Written problem: Copy out the complete listing, word for word.

Source data:
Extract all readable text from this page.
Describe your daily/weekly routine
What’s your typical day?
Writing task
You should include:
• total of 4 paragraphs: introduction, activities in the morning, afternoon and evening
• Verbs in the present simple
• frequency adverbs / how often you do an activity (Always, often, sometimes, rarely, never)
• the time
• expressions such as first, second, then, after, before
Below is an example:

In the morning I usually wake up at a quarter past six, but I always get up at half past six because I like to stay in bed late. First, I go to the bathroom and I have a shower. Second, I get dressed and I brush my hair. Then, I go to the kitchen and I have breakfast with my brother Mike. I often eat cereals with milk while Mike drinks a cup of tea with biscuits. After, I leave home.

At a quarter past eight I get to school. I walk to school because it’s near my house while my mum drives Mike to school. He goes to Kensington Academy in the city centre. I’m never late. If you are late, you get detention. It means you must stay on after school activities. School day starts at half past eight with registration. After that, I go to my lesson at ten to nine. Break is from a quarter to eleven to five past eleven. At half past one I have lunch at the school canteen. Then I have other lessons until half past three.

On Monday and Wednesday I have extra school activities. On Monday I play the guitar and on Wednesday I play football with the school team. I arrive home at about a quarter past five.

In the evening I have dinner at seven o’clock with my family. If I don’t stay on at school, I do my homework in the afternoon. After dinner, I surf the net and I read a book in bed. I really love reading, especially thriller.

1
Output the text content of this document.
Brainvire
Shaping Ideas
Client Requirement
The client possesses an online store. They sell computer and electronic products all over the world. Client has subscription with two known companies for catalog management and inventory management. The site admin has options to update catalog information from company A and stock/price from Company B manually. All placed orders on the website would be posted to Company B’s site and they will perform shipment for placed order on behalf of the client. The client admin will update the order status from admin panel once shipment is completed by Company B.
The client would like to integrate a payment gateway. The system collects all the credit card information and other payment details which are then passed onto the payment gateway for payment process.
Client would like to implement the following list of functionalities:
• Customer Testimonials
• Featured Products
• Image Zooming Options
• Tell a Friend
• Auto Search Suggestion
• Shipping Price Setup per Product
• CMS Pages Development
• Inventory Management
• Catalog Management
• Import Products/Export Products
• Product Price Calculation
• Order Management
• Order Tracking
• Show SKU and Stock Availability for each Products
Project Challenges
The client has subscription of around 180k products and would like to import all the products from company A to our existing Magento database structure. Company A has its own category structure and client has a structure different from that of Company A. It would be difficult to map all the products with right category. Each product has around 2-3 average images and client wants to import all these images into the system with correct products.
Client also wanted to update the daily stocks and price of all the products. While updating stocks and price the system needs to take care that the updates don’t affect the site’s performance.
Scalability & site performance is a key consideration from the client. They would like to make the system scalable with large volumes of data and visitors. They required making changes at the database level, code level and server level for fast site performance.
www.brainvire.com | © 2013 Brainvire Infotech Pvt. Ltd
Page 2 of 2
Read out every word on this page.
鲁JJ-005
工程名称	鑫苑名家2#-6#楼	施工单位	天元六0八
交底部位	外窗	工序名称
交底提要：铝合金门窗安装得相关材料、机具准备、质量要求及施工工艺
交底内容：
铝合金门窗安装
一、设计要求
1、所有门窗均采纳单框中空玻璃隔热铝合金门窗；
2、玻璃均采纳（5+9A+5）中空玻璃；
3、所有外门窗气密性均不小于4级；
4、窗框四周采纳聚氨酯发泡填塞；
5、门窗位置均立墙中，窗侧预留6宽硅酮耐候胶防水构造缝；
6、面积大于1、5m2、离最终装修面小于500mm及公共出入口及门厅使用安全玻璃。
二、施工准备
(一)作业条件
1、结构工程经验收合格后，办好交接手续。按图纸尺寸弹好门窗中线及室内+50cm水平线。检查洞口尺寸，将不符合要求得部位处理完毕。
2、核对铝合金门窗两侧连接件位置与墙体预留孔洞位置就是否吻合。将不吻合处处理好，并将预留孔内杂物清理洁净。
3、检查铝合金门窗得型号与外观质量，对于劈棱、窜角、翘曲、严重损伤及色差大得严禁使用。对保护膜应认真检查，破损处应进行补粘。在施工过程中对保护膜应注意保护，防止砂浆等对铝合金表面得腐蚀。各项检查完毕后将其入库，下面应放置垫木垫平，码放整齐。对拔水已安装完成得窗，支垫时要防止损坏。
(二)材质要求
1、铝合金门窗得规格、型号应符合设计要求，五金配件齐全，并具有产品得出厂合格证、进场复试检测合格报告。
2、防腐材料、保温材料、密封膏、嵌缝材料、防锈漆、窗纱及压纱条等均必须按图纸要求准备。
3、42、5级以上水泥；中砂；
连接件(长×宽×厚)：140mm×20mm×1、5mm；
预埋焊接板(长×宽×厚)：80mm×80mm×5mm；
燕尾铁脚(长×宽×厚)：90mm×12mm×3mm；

Response for this exercise:
Extract all readable text from this page.
Describe your daily/weekly routine
What’s your typical day?
Writing task
You should include:
• total of 4 paragraphs: introduction, activities in the morning, afternoon and evening
• Verbs in the present simple
• frequency adverbs / how often you do an activity (Always, often, sometimes, rarely, never)
• the time
• expressions such as first, second, then, after, before
Below is an example:

In the morning I usually wake up at a quarter past six, but I always get up at half past six because I like to stay in bed late. First, I go to the bathroom and I have a shower. Second, I get dressed and I brush my hair. Then, I go to the kitchen and I have breakfast with my brother Mike. I often eat cereals with milk while Mike drinks a cup of tea with biscuits. After, I leave home.

At a quarter past eight I get to school. I walk to school because it’s near my house while my mum drives Mike to school. He goes to Kensington Academy in the city centre. I’m never late. If you are late, you get detention. It means you must stay on after school activities. School day starts at half past eight with registration. After that, I go to my lesson at ten to nine. Break is from a quarter to eleven to five past eleven. At half past one I have lunch at the school canteen. Then I have other lessons until half past three.

On Monday and Wednesday I have extra school activities. On Monday I play the guitar and on Wednesday I play football with the school team. I arrive home at about a quarter past five.

In the evening I have dinner at seven o’clock with my family. If I don’t stay on at school, I do my homework in the afternoon. After dinner, I surf the net and I read a book in bed. I really love reading, especially thriller.

1
Output the text content of this document.
Brainvire
Shaping Ideas
Client Requirement
The client possesses an online store. They sell computer and electronic products all over the world. Client has subscription with two known companies for catalog management and inventory management. The site admin has options to update catalog information from company A and stock/price from Company B manually. All placed orders on the website would be posted to Company B’s site and they will perform shipment for placed order on behalf of the client. The client admin will update the order status from admin panel once shipment is completed by Company B.
The client would like to integrate a payment gateway. The system collects all the credit card information and other payment details which are then passed onto the payment gateway for payment process.
Client would like to implement the following list of functionalities:
• Customer Testimonials
• Featured Products
• Image Zooming Options
• Tell a Friend
• Auto Search Suggestion
• Shipping Price Setup per Product
• CMS Pages Development
• Inventory Management
• Catalog Management
• Import Products/Export Products
• Product Price Calculation
• Order Management
• Order Tracking
• Show SKU and Stock Availability for each Products
Project Challenges
The client has subscription of around 180k products and would like to import all the products from company A to our existing Magento database structure. Company A has its own category structure and client has a structure different from that of Company A. It would be difficult to map all the products with right category. Each product has around 2-3 average images and client wants to import all these images into the system with correct products.
Client also wanted to update the daily stocks and price of all the products. While updating stocks and price the system needs to take care that the updates don’t affect the site’s performance.
Scalability & site performance is a key consideration from the client. They would like to make the system scalable with large volumes of data and visitors. They required making changes at the database level, code level and server level for fast site performance.
www.brainvire.com | © 2013 Brainvire Infotech Pvt. Ltd
Page 2 of 2
Read out every word on this page.
鲁JJ-005
工程名称	鑫苑名家2#-6#楼	施工单位	天元六0八
交底部位	外窗	工序名称
交底提要：铝合金门窗安装得相关材料、机具准备、质量要求及施工工艺
交底内容：
铝合金门窗安装
一、设计要求
1、所有门窗均采纳单框中空玻璃隔热铝合金门窗；
2、玻璃均采纳（5+9A+5）中空玻璃；
3、所有外门窗气密性均不小于4级；
4、窗框四周采纳聚氨酯发泡填塞；
5、门窗位置均立墙中，窗侧预留6宽硅酮耐候胶防水构造缝；
6、面积大于1、5m2、离最终装修面小于500mm及公共出入口及门厅使用安全玻璃。
二、施工准备
(一)作业条件
1、结构工程经验收合格后，办好交接手续。按图纸尺寸弹好门窗中线及室内+50cm水平线。检查洞口尺寸，将不符合要求得部位处理完毕。
2、核对铝合金门窗两侧连接件位置与墙体预留孔洞位置就是否吻合。将不吻合处处理好，并将预留孔内杂物清理洁净。
3、检查铝合金门窗得型号与外观质量，对于劈棱、窜角、翘曲、严重损伤及色差大得严禁使用。对保护膜应认真检查，破损处应进行补粘。在施工过程中对保护膜应注意保护，防止砂浆等对铝合金表面得腐蚀。各项检查完毕后将其入库，下面应放置垫木垫平，码放整齐。对拔水已安装完成得窗，支垫时要防止损坏。
(二)材质要求
1、铝合金门窗得规格、型号应符合设计要求，五金配件齐全，并具有产品得出厂合格证、进场复试检测合格报告。
2、防腐材料、保温材料、密封膏、嵌缝材料、防锈漆、窗纱及压纱条等均必须按图纸要求准备。
3、42、5级以上水泥；中砂；
连接件(长×宽×厚)：140mm×20mm×1、5mm；
预埋焊接板(长×宽×厚)：80mm×80mm×5mm；
燕尾铁脚(长×宽×厚)：90mm×12mm×3mm；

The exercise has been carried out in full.